Objective - Repeat every line of the material, character for character.

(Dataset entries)
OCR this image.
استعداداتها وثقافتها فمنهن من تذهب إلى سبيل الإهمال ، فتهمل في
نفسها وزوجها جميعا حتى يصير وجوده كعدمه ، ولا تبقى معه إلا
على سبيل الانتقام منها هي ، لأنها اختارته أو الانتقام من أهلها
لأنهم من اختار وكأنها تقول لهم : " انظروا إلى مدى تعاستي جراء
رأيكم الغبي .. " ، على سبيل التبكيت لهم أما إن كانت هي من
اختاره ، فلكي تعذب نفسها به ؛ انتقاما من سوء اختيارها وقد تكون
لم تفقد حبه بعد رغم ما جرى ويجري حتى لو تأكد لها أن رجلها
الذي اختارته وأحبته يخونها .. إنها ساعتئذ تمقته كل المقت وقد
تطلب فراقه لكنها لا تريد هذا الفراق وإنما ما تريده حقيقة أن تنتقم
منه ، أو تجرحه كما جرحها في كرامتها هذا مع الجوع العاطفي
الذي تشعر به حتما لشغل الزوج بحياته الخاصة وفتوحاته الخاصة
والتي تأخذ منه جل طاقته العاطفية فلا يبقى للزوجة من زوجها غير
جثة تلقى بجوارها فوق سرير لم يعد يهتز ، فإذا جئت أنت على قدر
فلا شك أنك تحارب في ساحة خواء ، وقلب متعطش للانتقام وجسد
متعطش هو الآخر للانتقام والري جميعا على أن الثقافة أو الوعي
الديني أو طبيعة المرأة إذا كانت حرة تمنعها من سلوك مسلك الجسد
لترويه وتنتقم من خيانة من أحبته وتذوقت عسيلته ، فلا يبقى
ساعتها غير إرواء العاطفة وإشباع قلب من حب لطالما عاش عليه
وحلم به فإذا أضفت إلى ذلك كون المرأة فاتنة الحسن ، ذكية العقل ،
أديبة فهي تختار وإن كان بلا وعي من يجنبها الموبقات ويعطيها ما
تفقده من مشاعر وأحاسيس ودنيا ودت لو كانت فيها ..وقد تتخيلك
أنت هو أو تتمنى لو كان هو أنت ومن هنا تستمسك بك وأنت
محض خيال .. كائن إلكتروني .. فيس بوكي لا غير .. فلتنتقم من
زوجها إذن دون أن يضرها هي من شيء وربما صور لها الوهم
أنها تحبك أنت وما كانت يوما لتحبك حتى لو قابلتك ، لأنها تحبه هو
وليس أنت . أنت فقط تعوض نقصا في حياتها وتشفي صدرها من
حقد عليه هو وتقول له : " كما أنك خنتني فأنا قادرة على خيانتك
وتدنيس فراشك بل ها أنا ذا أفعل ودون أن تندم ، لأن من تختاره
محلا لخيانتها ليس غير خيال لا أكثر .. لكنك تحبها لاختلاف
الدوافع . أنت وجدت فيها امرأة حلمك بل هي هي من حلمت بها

Solution to the exercise -
OCR this image.
استعداداتها وثقافتها فمنهن من تذهب إلى سبيل الإهمال ، فتهمل في
نفسها وزوجها جميعا حتى يصير وجوده كعدمه ، ولا تبقى معه إلا
على سبيل الانتقام منها هي ، لأنها اختارته أو الانتقام من أهلها
لأنهم من اختار وكأنها تقول لهم : " انظروا إلى مدى تعاستي جراء
رأيكم الغبي .. " ، على سبيل التبكيت لهم أما إن كانت هي من
اختاره ، فلكي تعذب نفسها به ؛ انتقاما من سوء اختيارها وقد تكون
لم تفقد حبه بعد رغم ما جرى ويجري حتى لو تأكد لها أن رجلها
الذي اختارته وأحبته يخونها .. إنها ساعتئذ تمقته كل المقت وقد
تطلب فراقه لكنها لا تريد هذا الفراق وإنما ما تريده حقيقة أن تنتقم
منه ، أو تجرحه كما جرحها في كرامتها هذا مع الجوع العاطفي
الذي تشعر به حتما لشغل الزوج بحياته الخاصة وفتوحاته الخاصة
والتي تأخذ منه جل طاقته العاطفية فلا يبقى للزوجة من زوجها غير
جثة تلقى بجوارها فوق سرير لم يعد يهتز ، فإذا جئت أنت على قدر
فلا شك أنك تحارب في ساحة خواء ، وقلب متعطش للانتقام وجسد
متعطش هو الآخر للانتقام والري جميعا على أن الثقافة أو الوعي
الديني أو طبيعة المرأة إذا كانت حرة تمنعها من سلوك مسلك الجسد
لترويه وتنتقم من خيانة من أحبته وتذوقت عسيلته ، فلا يبقى
ساعتها غير إرواء العاطفة وإشباع قلب من حب لطالما عاش عليه
وحلم به فإذا أضفت إلى ذلك كون المرأة فاتنة الحسن ، ذكية العقل ،
أديبة فهي تختار وإن كان بلا وعي من يجنبها الموبقات ويعطيها ما
تفقده من مشاعر وأحاسيس ودنيا ودت لو كانت فيها ..وقد تتخيلك
أنت هو أو تتمنى لو كان هو أنت ومن هنا تستمسك بك وأنت
محض خيال .. كائن إلكتروني .. فيس بوكي لا غير .. فلتنتقم من
زوجها إذن دون أن يضرها هي من شيء وربما صور لها الوهم
أنها تحبك أنت وما كانت يوما لتحبك حتى لو قابلتك ، لأنها تحبه هو
وليس أنت . أنت فقط تعوض نقصا في حياتها وتشفي صدرها من
حقد عليه هو وتقول له : " كما أنك خنتني فأنا قادرة على خيانتك
وتدنيس فراشك بل ها أنا ذا أفعل ودون أن تندم ، لأن من تختاره
محلا لخيانتها ليس غير خيال لا أكثر .. لكنك تحبها لاختلاف
الدوافع . أنت وجدت فيها امرأة حلمك بل هي هي من حلمت بها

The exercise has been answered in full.